## REQUIREMENT
Give back each entry unchanged, minus pictures.

* Start EXERCISE DATA *

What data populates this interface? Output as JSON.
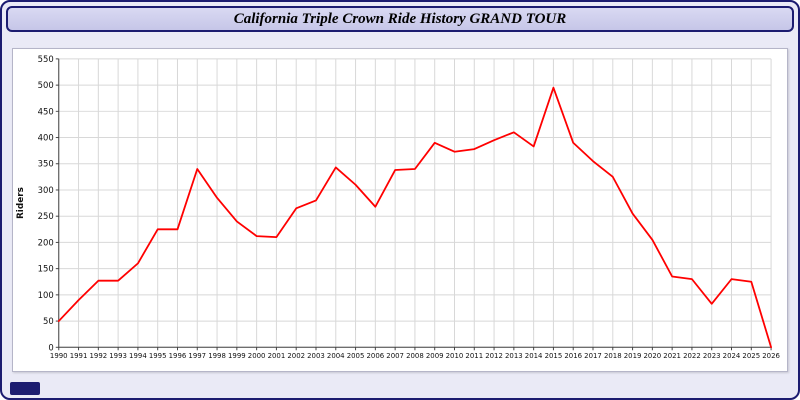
{
  "window": {
    "title": "California Triple Crown Ride History GRAND TOUR"
  },
  "colors": {
    "frame_border": "#1c1c70",
    "titlebar_bg": "#ccccee",
    "page_bg": "#eaeaf6",
    "plot_bg": "#ffffff",
    "grid": "#d8d8d8",
    "line": "#ff0000"
  },
  "chart_data": {
    "type": "line",
    "title": "California Triple Crown Ride History GRAND TOUR",
    "xlabel": "",
    "ylabel": "Riders",
    "ylim": [
      0,
      550
    ],
    "ytick_step": 50,
    "yticks": [
      0,
      50,
      100,
      150,
      200,
      250,
      300,
      350,
      400,
      450,
      500,
      550
    ],
    "grid": true,
    "legend": "none",
    "line_color": "#ff0000",
    "categories": [
      "1990",
      "1991",
      "1992",
      "1993",
      "1994",
      "1995",
      "1996",
      "1997",
      "1998",
      "1999",
      "2000",
      "2001",
      "2002",
      "2003",
      "2004",
      "2005",
      "2006",
      "2007",
      "2008",
      "2009",
      "2010",
      "2011",
      "2012",
      "2013",
      "2014",
      "2015",
      "2016",
      "2017",
      "2018",
      "2019",
      "2020",
      "2021",
      "2022",
      "2023",
      "2024",
      "2025",
      "2026"
    ],
    "values": [
      50,
      90,
      127,
      127,
      160,
      225,
      225,
      340,
      285,
      240,
      212,
      210,
      265,
      280,
      343,
      310,
      268,
      338,
      340,
      390,
      373,
      378,
      395,
      410,
      383,
      495,
      390,
      355,
      325,
      255,
      205,
      135,
      130,
      83,
      130,
      125,
      0
    ]
  }
}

* End EXERCISE DATA *

## CORRECT ANSWER
What data populates this interface? Output as JSON.
{
  "window": {
    "title": "California Triple Crown Ride History GRAND TOUR"
  },
  "colors": {
    "frame_border": "#1c1c70",
    "titlebar_bg": "#ccccee",
    "page_bg": "#eaeaf6",
    "plot_bg": "#ffffff",
    "grid": "#d8d8d8",
    "line": "#ff0000"
  },
  "chart_data": {
    "type": "line",
    "title": "California Triple Crown Ride History GRAND TOUR",
    "xlabel": "",
    "ylabel": "Riders",
    "ylim": [
      0,
      550
    ],
    "ytick_step": 50,
    "yticks": [
      0,
      50,
      100,
      150,
      200,
      250,
      300,
      350,
      400,
      450,
      500,
      550
    ],
    "grid": true,
    "legend": "none",
    "line_color": "#ff0000",
    "categories": [
      "1990",
      "1991",
      "1992",
      "1993",
      "1994",
      "1995",
      "1996",
      "1997",
      "1998",
      "1999",
      "2000",
      "2001",
      "2002",
      "2003",
      "2004",
      "2005",
      "2006",
      "2007",
      "2008",
      "2009",
      "2010",
      "2011",
      "2012",
      "2013",
      "2014",
      "2015",
      "2016",
      "2017",
      "2018",
      "2019",
      "2020",
      "2021",
      "2022",
      "2023",
      "2024",
      "2025",
      "2026"
    ],
    "values": [
      50,
      90,
      127,
      127,
      160,
      225,
      225,
      340,
      285,
      240,
      212,
      210,
      265,
      280,
      343,
      310,
      268,
      338,
      340,
      390,
      373,
      378,
      395,
      410,
      383,
      495,
      390,
      355,
      325,
      255,
      205,
      135,
      130,
      83,
      130,
      125,
      0
    ]
  }
}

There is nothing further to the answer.